Reproduce the listing below exactly, minus its pictures.
━━ Data to use ━━
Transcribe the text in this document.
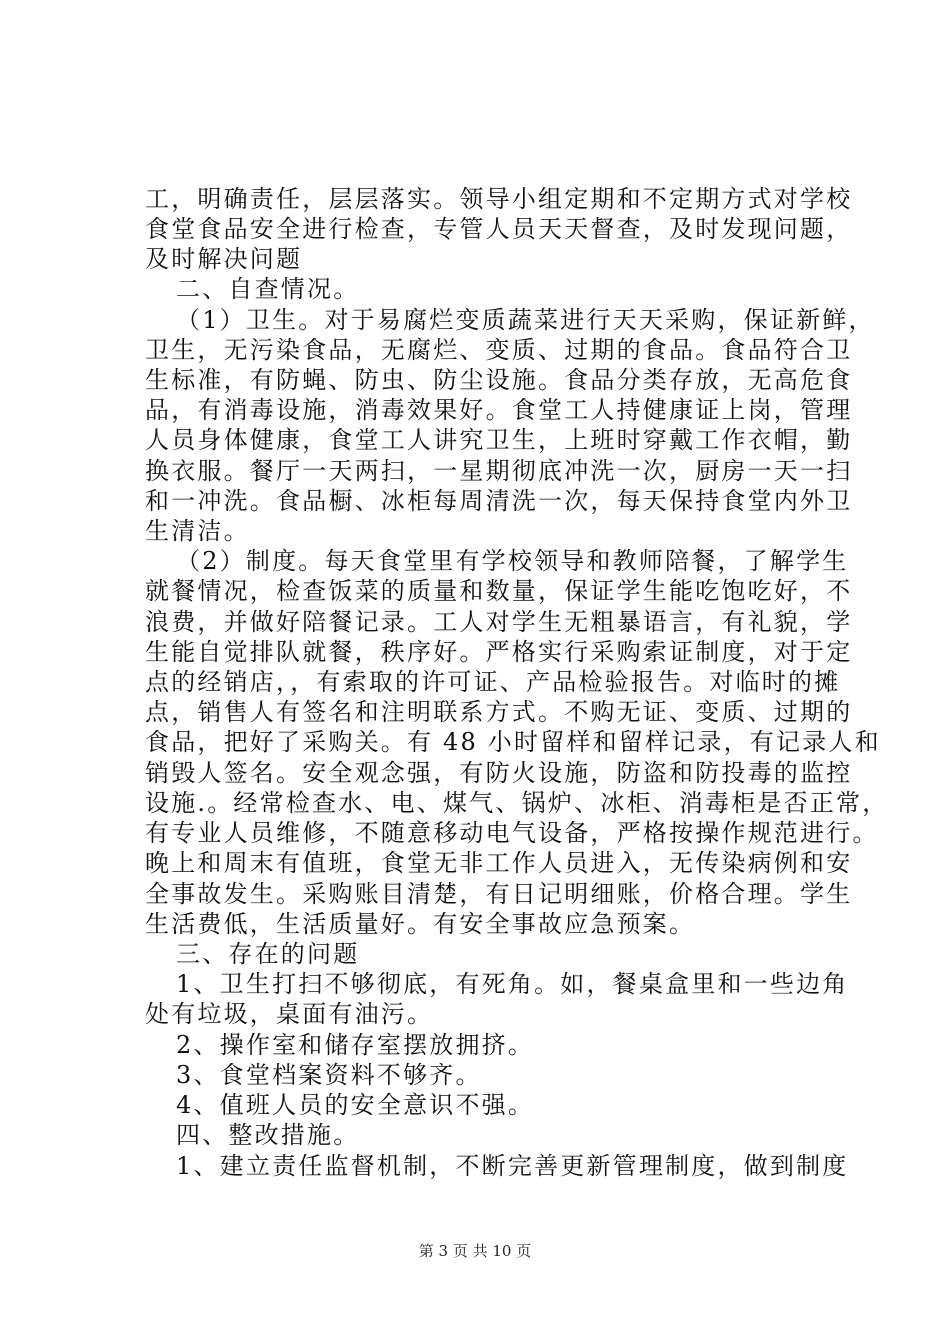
工，明确责任，层层落实。领导小组定期和不定期方式对学校
食堂食品安全进行检查，专管人员天天督查，及时发现问题，
及时解决问题
二、自查情况。
（1）卫生。对于易腐烂变质蔬菜进行天天采购，保证新鲜，
卫生，无污染食品，无腐烂、变质、过期的食品。食品符合卫
生标准，有防蝇、防虫、防尘设施。食品分类存放，无高危食
品，有消毒设施，消毒效果好。食堂工人持健康证上岗，管理
人员身体健康，食堂工人讲究卫生，上班时穿戴工作衣帽，勤
换衣服。餐厅一天两扫，一星期彻底冲洗一次，厨房一天一扫
和一冲洗。食品橱、冰柜每周清洗一次，每天保持食堂内外卫
生清洁。
（2）制度。每天食堂里有学校领导和教师陪餐，了解学生
就餐情况，检查饭菜的质量和数量，保证学生能吃饱吃好，不
浪费，并做好陪餐记录。工人对学生无粗暴语言，有礼貌，学
生能自觉排队就餐，秩序好。严格实行采购索证制度，对于定
点的经销店，，有索取的许可证、产品检验报告。对临时的摊
点，销售人有签名和注明联系方式。不购无证、变质、过期的
食品，把好了采购关。有 48 小时留样和留样记录，有记录人和
销毁人签名。安全观念强，有防火设施，防盗和防投毒的监控
设施.。经常检查水、电、煤气、锅炉、冰柜、消毒柜是否正常，
有专业人员维修，不随意移动电气设备，严格按操作规范进行。
晚上和周末有值班，食堂无非工作人员进入，无传染病例和安
全事故发生。采购账目清楚，有日记明细账，价格合理。学生
生活费低，生活质量好。有安全事故应急预案。
三、存在的问题
1、卫生打扫不够彻底，有死角。如，餐桌盒里和一些边角
处有垃圾，桌面有油污。
2、操作室和储存室摆放拥挤。
3、食堂档案资料不够齐。
4、值班人员的安全意识不强。
四、整改措施。
1、建立责任监督机制，不断完善更新管理制度，做到制度
第 3 页 共 10 页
━━━
Output of the exercise
Transcribe the text in this document.
工，明确责任，层层落实。领导小组定期和不定期方式对学校
食堂食品安全进行检查，专管人员天天督查，及时发现问题，
及时解决问题
二、自查情况。
（1）卫生。对于易腐烂变质蔬菜进行天天采购，保证新鲜，
卫生，无污染食品，无腐烂、变质、过期的食品。食品符合卫
生标准，有防蝇、防虫、防尘设施。食品分类存放，无高危食
品，有消毒设施，消毒效果好。食堂工人持健康证上岗，管理
人员身体健康，食堂工人讲究卫生，上班时穿戴工作衣帽，勤
换衣服。餐厅一天两扫，一星期彻底冲洗一次，厨房一天一扫
和一冲洗。食品橱、冰柜每周清洗一次，每天保持食堂内外卫
生清洁。
（2）制度。每天食堂里有学校领导和教师陪餐，了解学生
就餐情况，检查饭菜的质量和数量，保证学生能吃饱吃好，不
浪费，并做好陪餐记录。工人对学生无粗暴语言，有礼貌，学
生能自觉排队就餐，秩序好。严格实行采购索证制度，对于定
点的经销店，，有索取的许可证、产品检验报告。对临时的摊
点，销售人有签名和注明联系方式。不购无证、变质、过期的
食品，把好了采购关。有 48 小时留样和留样记录，有记录人和
销毁人签名。安全观念强，有防火设施，防盗和防投毒的监控
设施.。经常检查水、电、煤气、锅炉、冰柜、消毒柜是否正常，
有专业人员维修，不随意移动电气设备，严格按操作规范进行。
晚上和周末有值班，食堂无非工作人员进入，无传染病例和安
全事故发生。采购账目清楚，有日记明细账，价格合理。学生
生活费低，生活质量好。有安全事故应急预案。
三、存在的问题
1、卫生打扫不够彻底，有死角。如，餐桌盒里和一些边角
处有垃圾，桌面有油污。
2、操作室和储存室摆放拥挤。
3、食堂档案资料不够齐。
4、值班人员的安全意识不强。
四、整改措施。
1、建立责任监督机制，不断完善更新管理制度，做到制度
第 3 页 共 10 页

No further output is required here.